**TO DO**
Say how many lines contain "distribution"; the answer is the number alone.
--- START ---
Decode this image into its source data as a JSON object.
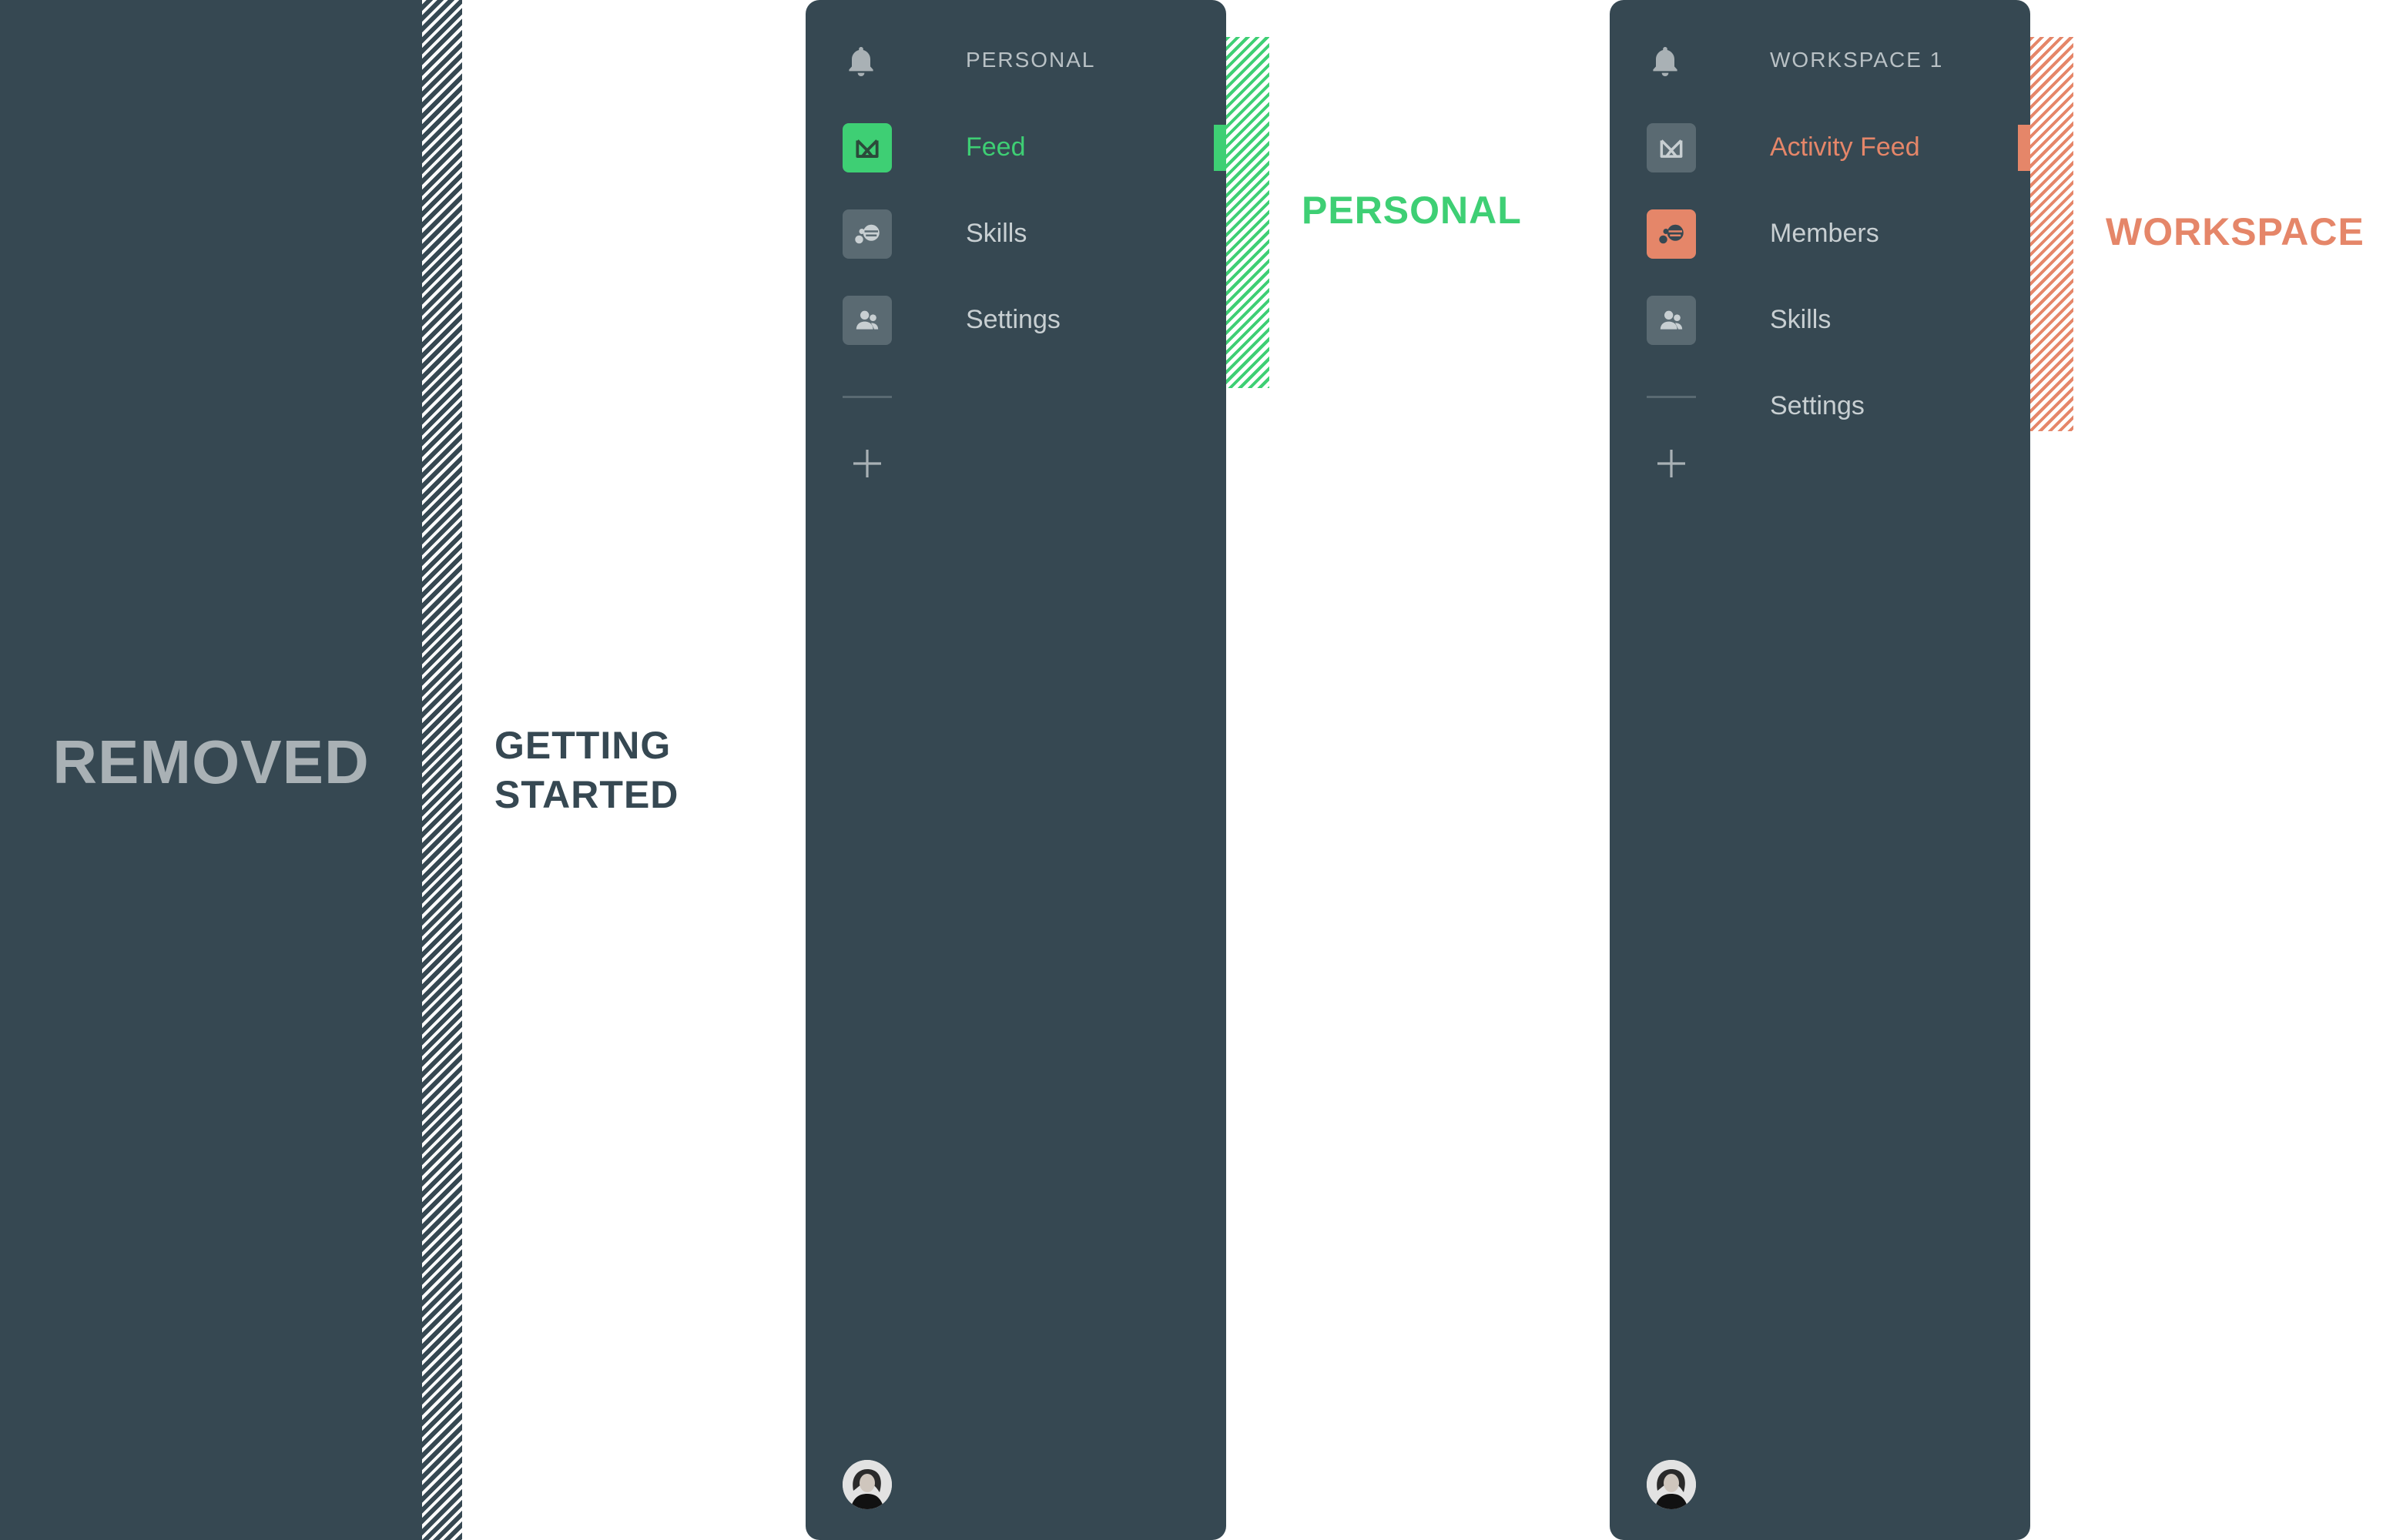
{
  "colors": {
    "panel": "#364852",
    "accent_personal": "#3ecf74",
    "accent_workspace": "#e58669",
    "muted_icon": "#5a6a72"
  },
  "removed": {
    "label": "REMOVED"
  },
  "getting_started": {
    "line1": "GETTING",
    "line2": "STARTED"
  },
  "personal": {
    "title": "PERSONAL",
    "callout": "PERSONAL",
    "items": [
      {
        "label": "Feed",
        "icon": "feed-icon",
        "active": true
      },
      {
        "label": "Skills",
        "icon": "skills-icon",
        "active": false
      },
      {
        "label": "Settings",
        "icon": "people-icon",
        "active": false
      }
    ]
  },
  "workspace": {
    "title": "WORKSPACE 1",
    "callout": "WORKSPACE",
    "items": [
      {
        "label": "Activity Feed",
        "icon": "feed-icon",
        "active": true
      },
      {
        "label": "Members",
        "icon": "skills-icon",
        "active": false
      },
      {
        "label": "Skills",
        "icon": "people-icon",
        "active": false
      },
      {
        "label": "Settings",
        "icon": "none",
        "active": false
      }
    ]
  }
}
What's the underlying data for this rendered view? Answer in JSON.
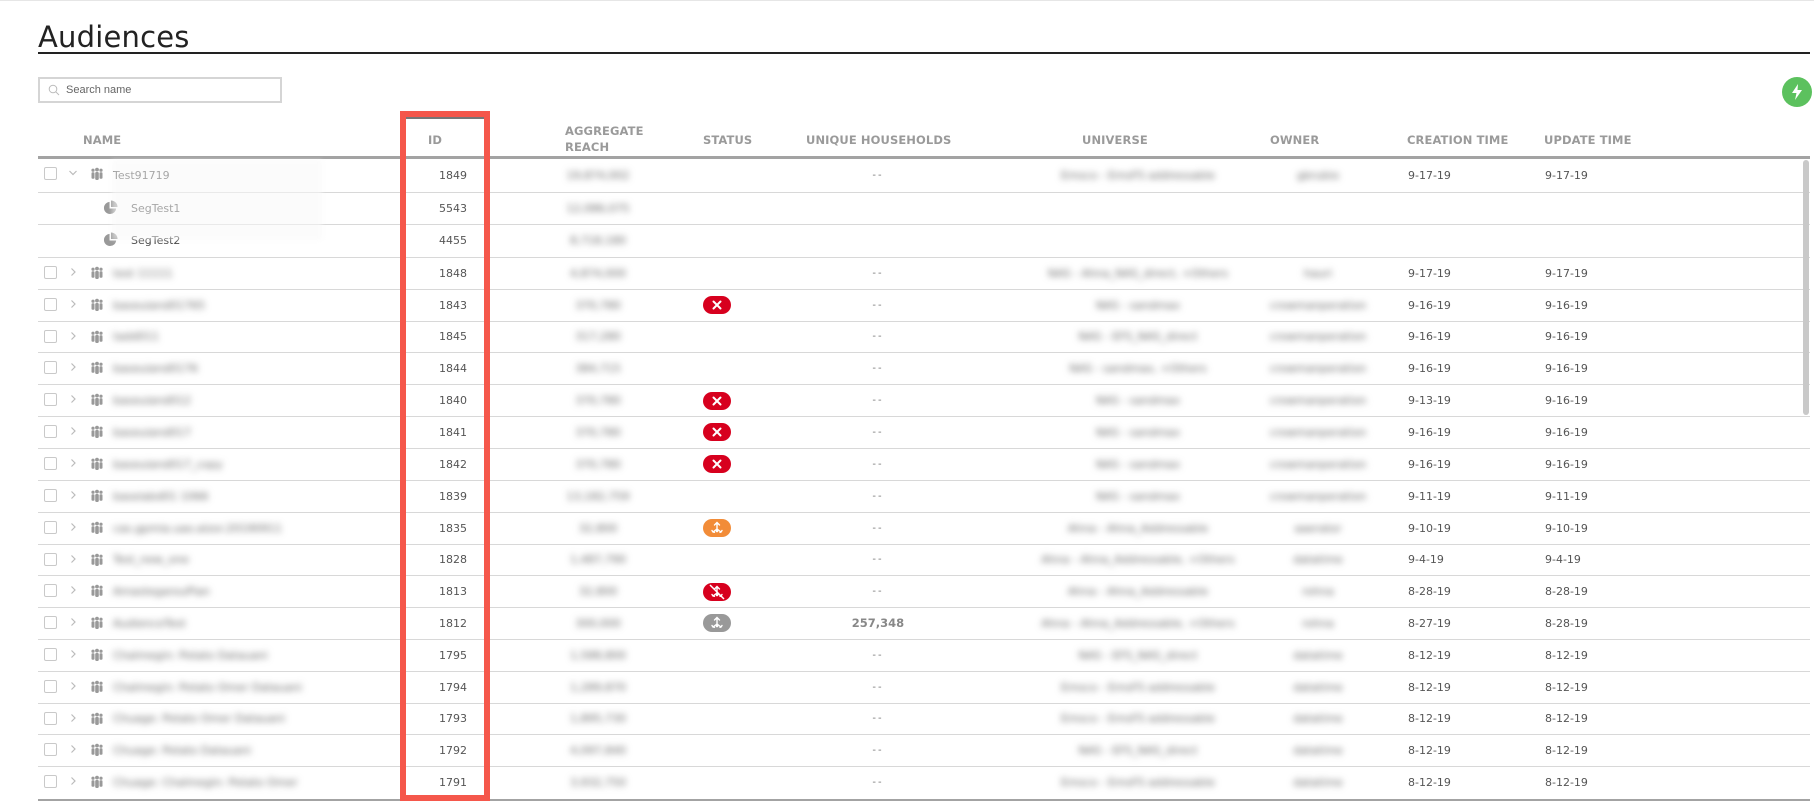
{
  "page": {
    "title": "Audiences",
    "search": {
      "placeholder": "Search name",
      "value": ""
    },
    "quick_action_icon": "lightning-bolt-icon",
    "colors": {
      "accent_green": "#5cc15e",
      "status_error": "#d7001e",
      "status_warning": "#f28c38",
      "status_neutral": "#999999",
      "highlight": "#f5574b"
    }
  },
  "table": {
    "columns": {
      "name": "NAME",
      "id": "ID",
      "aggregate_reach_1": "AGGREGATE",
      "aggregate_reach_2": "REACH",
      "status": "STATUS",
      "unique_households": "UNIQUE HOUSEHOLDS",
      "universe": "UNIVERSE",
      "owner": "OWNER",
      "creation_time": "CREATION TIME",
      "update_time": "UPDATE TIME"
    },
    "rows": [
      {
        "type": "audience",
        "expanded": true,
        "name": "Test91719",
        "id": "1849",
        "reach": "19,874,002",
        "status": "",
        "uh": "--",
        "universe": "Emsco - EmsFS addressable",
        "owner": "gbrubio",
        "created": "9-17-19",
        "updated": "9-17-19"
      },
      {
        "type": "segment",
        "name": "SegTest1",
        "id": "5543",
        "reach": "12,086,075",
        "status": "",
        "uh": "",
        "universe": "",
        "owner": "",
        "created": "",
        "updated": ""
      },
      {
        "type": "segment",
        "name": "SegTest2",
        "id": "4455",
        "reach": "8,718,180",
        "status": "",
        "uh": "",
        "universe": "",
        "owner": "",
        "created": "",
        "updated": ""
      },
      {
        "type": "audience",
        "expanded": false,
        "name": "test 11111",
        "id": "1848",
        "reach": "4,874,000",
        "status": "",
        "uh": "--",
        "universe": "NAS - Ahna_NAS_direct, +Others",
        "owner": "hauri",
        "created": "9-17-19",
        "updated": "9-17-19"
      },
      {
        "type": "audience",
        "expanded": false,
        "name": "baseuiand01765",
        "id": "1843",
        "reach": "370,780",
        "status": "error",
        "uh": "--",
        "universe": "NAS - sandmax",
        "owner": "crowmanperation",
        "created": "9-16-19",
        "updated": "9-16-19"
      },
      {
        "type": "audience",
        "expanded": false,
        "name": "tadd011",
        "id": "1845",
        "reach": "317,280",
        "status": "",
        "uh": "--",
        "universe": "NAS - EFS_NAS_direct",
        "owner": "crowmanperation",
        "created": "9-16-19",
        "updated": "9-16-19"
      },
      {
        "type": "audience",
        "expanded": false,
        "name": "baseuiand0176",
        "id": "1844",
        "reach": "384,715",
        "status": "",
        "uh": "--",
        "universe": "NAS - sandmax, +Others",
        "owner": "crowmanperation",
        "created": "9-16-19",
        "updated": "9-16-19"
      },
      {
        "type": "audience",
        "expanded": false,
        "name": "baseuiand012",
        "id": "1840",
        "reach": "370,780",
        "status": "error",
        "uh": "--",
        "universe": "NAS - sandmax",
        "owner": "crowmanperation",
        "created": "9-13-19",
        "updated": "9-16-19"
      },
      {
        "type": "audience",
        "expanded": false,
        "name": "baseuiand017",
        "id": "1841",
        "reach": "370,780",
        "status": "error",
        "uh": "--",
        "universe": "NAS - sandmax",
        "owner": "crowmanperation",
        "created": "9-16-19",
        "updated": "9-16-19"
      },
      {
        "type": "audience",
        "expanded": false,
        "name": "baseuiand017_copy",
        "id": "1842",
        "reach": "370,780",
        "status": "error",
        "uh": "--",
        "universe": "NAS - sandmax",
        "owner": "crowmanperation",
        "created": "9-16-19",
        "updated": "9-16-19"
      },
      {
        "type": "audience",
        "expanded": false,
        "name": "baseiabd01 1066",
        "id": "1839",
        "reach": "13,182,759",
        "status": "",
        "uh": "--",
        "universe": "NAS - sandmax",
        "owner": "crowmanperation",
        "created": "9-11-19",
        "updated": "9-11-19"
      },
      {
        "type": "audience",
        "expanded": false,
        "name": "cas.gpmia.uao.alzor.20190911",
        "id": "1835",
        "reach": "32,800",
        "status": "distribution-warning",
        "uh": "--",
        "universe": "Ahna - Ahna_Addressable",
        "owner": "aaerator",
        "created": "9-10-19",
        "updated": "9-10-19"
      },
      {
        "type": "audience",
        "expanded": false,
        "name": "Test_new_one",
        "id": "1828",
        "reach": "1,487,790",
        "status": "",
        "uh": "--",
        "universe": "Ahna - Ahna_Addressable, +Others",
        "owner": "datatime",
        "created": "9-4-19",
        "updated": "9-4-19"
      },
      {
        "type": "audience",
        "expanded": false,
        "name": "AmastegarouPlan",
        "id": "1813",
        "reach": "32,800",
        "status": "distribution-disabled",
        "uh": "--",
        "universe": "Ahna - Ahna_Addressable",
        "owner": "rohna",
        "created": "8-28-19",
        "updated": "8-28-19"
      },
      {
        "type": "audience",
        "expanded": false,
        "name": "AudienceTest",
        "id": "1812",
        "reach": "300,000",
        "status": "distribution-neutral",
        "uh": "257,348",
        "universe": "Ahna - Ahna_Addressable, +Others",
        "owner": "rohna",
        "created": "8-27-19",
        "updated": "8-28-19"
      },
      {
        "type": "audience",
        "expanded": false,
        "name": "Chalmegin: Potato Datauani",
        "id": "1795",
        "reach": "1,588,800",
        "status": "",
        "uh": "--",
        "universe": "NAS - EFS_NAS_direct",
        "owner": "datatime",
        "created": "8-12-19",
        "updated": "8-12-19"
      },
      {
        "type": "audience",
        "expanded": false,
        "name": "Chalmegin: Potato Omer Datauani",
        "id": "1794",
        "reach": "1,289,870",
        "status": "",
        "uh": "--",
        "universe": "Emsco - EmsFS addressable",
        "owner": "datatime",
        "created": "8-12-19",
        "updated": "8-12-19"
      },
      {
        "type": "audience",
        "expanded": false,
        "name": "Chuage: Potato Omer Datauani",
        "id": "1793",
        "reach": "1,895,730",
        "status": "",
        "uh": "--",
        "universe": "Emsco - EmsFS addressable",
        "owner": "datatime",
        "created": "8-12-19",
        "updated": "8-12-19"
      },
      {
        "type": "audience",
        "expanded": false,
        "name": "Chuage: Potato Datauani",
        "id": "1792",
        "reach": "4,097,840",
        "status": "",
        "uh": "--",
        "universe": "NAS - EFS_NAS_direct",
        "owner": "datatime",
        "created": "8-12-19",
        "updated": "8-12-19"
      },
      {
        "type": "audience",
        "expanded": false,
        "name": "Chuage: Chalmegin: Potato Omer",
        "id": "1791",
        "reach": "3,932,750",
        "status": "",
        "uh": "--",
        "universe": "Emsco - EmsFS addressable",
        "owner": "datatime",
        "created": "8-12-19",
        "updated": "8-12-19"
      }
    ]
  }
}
--- END ---
**TASK ANSWER**
3